» **PROBLEM**:
No images are to be carried over; print all other material exactly as it stands.

Figure data in JSON:
"""

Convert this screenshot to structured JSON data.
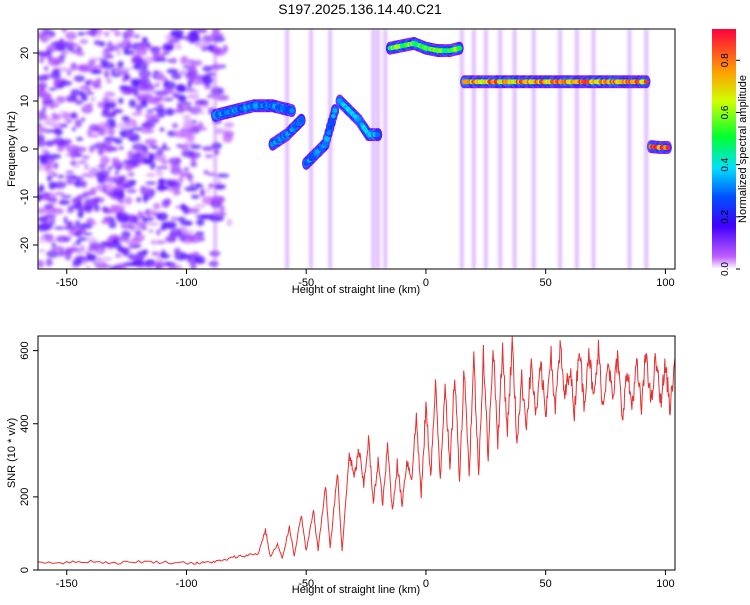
{
  "title": "S197.2025.136.14.40.C21",
  "chart_data": [
    {
      "type": "heatmap",
      "xlabel": "Height of straight line (km)",
      "ylabel": "Frequency (Hz)",
      "xlim": [
        -162,
        104
      ],
      "ylim": [
        -25,
        25
      ],
      "xticks": [
        -150,
        -100,
        -50,
        0,
        50,
        100
      ],
      "yticks": [
        -20,
        -10,
        0,
        10,
        20
      ],
      "colorbar": {
        "label": "Normalized spectral amplitude",
        "range": [
          0,
          0.92
        ],
        "ticks": [
          0.0,
          0.2,
          0.4,
          0.6,
          0.8
        ],
        "tick_labels": [
          "0.0",
          "0.2",
          "0.4",
          "0.6",
          "0.8"
        ]
      },
      "tracks": [
        {
          "x": [
            -88,
            -80,
            -72,
            -64,
            -56
          ],
          "y": [
            7,
            8,
            9,
            9,
            8
          ],
          "amp": 0.3
        },
        {
          "x": [
            -64,
            -58,
            -52
          ],
          "y": [
            1,
            3,
            6
          ],
          "amp": 0.3
        },
        {
          "x": [
            -50,
            -46,
            -42,
            -38
          ],
          "y": [
            -3,
            -1,
            1,
            8
          ],
          "amp": 0.3
        },
        {
          "x": [
            -36,
            -32,
            -28,
            -24,
            -20
          ],
          "y": [
            10,
            8,
            6,
            3,
            3
          ],
          "amp": 0.35
        },
        {
          "x": [
            -15,
            -10,
            -5,
            0,
            5,
            10,
            14
          ],
          "y": [
            21,
            21.5,
            22,
            21,
            20.5,
            20.5,
            21
          ],
          "amp": 0.55
        },
        {
          "x": [
            16,
            30,
            45,
            60,
            75,
            92
          ],
          "y": [
            14,
            14,
            14,
            14,
            14,
            14
          ],
          "amp": 0.75
        },
        {
          "x": [
            94,
            98,
            101
          ],
          "y": [
            0.5,
            0.3,
            0.3
          ],
          "amp": 0.85
        }
      ]
    },
    {
      "type": "line",
      "xlabel": "Height of straight line (km)",
      "ylabel": "SNR (10 * v/v)",
      "xlim": [
        -162,
        104
      ],
      "ylim": [
        0,
        640
      ],
      "xticks": [
        -150,
        -100,
        -50,
        0,
        50,
        100
      ],
      "yticks": [
        0,
        200,
        400,
        600
      ],
      "color": "#e83030",
      "x": [
        -162,
        -150,
        -140,
        -130,
        -120,
        -110,
        -100,
        -95,
        -90,
        -85,
        -80,
        -75,
        -70,
        -67,
        -65,
        -62,
        -60,
        -57,
        -55,
        -52,
        -50,
        -47,
        -45,
        -42,
        -40,
        -37,
        -35,
        -32,
        -30,
        -28,
        -26,
        -24,
        -22,
        -20,
        -18,
        -16,
        -14,
        -12,
        -10,
        -8,
        -6,
        -4,
        -2,
        0,
        2,
        4,
        6,
        8,
        10,
        12,
        14,
        16,
        18,
        20,
        22,
        24,
        26,
        28,
        30,
        32,
        34,
        36,
        38,
        40,
        42,
        44,
        46,
        48,
        50,
        52,
        54,
        56,
        58,
        60,
        62,
        64,
        66,
        68,
        70,
        72,
        74,
        76,
        78,
        80,
        82,
        84,
        86,
        88,
        90,
        92,
        94,
        96,
        98,
        100,
        102,
        104
      ],
      "values": [
        22,
        20,
        24,
        19,
        23,
        21,
        20,
        18,
        22,
        25,
        35,
        40,
        45,
        110,
        35,
        70,
        30,
        120,
        40,
        150,
        50,
        160,
        55,
        230,
        60,
        270,
        50,
        320,
        250,
        330,
        230,
        360,
        180,
        300,
        180,
        340,
        160,
        290,
        180,
        300,
        250,
        420,
        200,
        450,
        260,
        500,
        250,
        520,
        270,
        540,
        250,
        560,
        260,
        580,
        260,
        600,
        300,
        620,
        350,
        600,
        380,
        620,
        350,
        520,
        400,
        560,
        420,
        560,
        420,
        600,
        440,
        610,
        470,
        560,
        430,
        620,
        450,
        610,
        460,
        600,
        440,
        590,
        460,
        580,
        420,
        540,
        450,
        560,
        440,
        600,
        450,
        580,
        460,
        560,
        440,
        580
      ]
    }
  ]
}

"""

» **WRITTEN ANSWER**:
Convert this screenshot to structured JSON data.
{
  "title": "S197.2025.136.14.40.C21",
  "chart_data": [
    {
      "type": "heatmap",
      "xlabel": "Height of straight line (km)",
      "ylabel": "Frequency (Hz)",
      "xlim": [
        -162,
        104
      ],
      "ylim": [
        -25,
        25
      ],
      "xticks": [
        -150,
        -100,
        -50,
        0,
        50,
        100
      ],
      "yticks": [
        -20,
        -10,
        0,
        10,
        20
      ],
      "colorbar": {
        "label": "Normalized spectral amplitude",
        "range": [
          0,
          0.92
        ],
        "ticks": [
          0.0,
          0.2,
          0.4,
          0.6,
          0.8
        ],
        "tick_labels": [
          "0.0",
          "0.2",
          "0.4",
          "0.6",
          "0.8"
        ]
      },
      "tracks": [
        {
          "x": [
            -88,
            -80,
            -72,
            -64,
            -56
          ],
          "y": [
            7,
            8,
            9,
            9,
            8
          ],
          "amp": 0.3
        },
        {
          "x": [
            -64,
            -58,
            -52
          ],
          "y": [
            1,
            3,
            6
          ],
          "amp": 0.3
        },
        {
          "x": [
            -50,
            -46,
            -42,
            -38
          ],
          "y": [
            -3,
            -1,
            1,
            8
          ],
          "amp": 0.3
        },
        {
          "x": [
            -36,
            -32,
            -28,
            -24,
            -20
          ],
          "y": [
            10,
            8,
            6,
            3,
            3
          ],
          "amp": 0.35
        },
        {
          "x": [
            -15,
            -10,
            -5,
            0,
            5,
            10,
            14
          ],
          "y": [
            21,
            21.5,
            22,
            21,
            20.5,
            20.5,
            21
          ],
          "amp": 0.55
        },
        {
          "x": [
            16,
            30,
            45,
            60,
            75,
            92
          ],
          "y": [
            14,
            14,
            14,
            14,
            14,
            14
          ],
          "amp": 0.75
        },
        {
          "x": [
            94,
            98,
            101
          ],
          "y": [
            0.5,
            0.3,
            0.3
          ],
          "amp": 0.85
        }
      ]
    },
    {
      "type": "line",
      "xlabel": "Height of straight line (km)",
      "ylabel": "SNR (10 * v/v)",
      "xlim": [
        -162,
        104
      ],
      "ylim": [
        0,
        640
      ],
      "xticks": [
        -150,
        -100,
        -50,
        0,
        50,
        100
      ],
      "yticks": [
        0,
        200,
        400,
        600
      ],
      "color": "#e83030",
      "x": [
        -162,
        -150,
        -140,
        -130,
        -120,
        -110,
        -100,
        -95,
        -90,
        -85,
        -80,
        -75,
        -70,
        -67,
        -65,
        -62,
        -60,
        -57,
        -55,
        -52,
        -50,
        -47,
        -45,
        -42,
        -40,
        -37,
        -35,
        -32,
        -30,
        -28,
        -26,
        -24,
        -22,
        -20,
        -18,
        -16,
        -14,
        -12,
        -10,
        -8,
        -6,
        -4,
        -2,
        0,
        2,
        4,
        6,
        8,
        10,
        12,
        14,
        16,
        18,
        20,
        22,
        24,
        26,
        28,
        30,
        32,
        34,
        36,
        38,
        40,
        42,
        44,
        46,
        48,
        50,
        52,
        54,
        56,
        58,
        60,
        62,
        64,
        66,
        68,
        70,
        72,
        74,
        76,
        78,
        80,
        82,
        84,
        86,
        88,
        90,
        92,
        94,
        96,
        98,
        100,
        102,
        104
      ],
      "values": [
        22,
        20,
        24,
        19,
        23,
        21,
        20,
        18,
        22,
        25,
        35,
        40,
        45,
        110,
        35,
        70,
        30,
        120,
        40,
        150,
        50,
        160,
        55,
        230,
        60,
        270,
        50,
        320,
        250,
        330,
        230,
        360,
        180,
        300,
        180,
        340,
        160,
        290,
        180,
        300,
        250,
        420,
        200,
        450,
        260,
        500,
        250,
        520,
        270,
        540,
        250,
        560,
        260,
        580,
        260,
        600,
        300,
        620,
        350,
        600,
        380,
        620,
        350,
        520,
        400,
        560,
        420,
        560,
        420,
        600,
        440,
        610,
        470,
        560,
        430,
        620,
        450,
        610,
        460,
        600,
        440,
        590,
        460,
        580,
        420,
        540,
        450,
        560,
        440,
        600,
        450,
        580,
        460,
        560,
        440,
        580
      ]
    }
  ]
}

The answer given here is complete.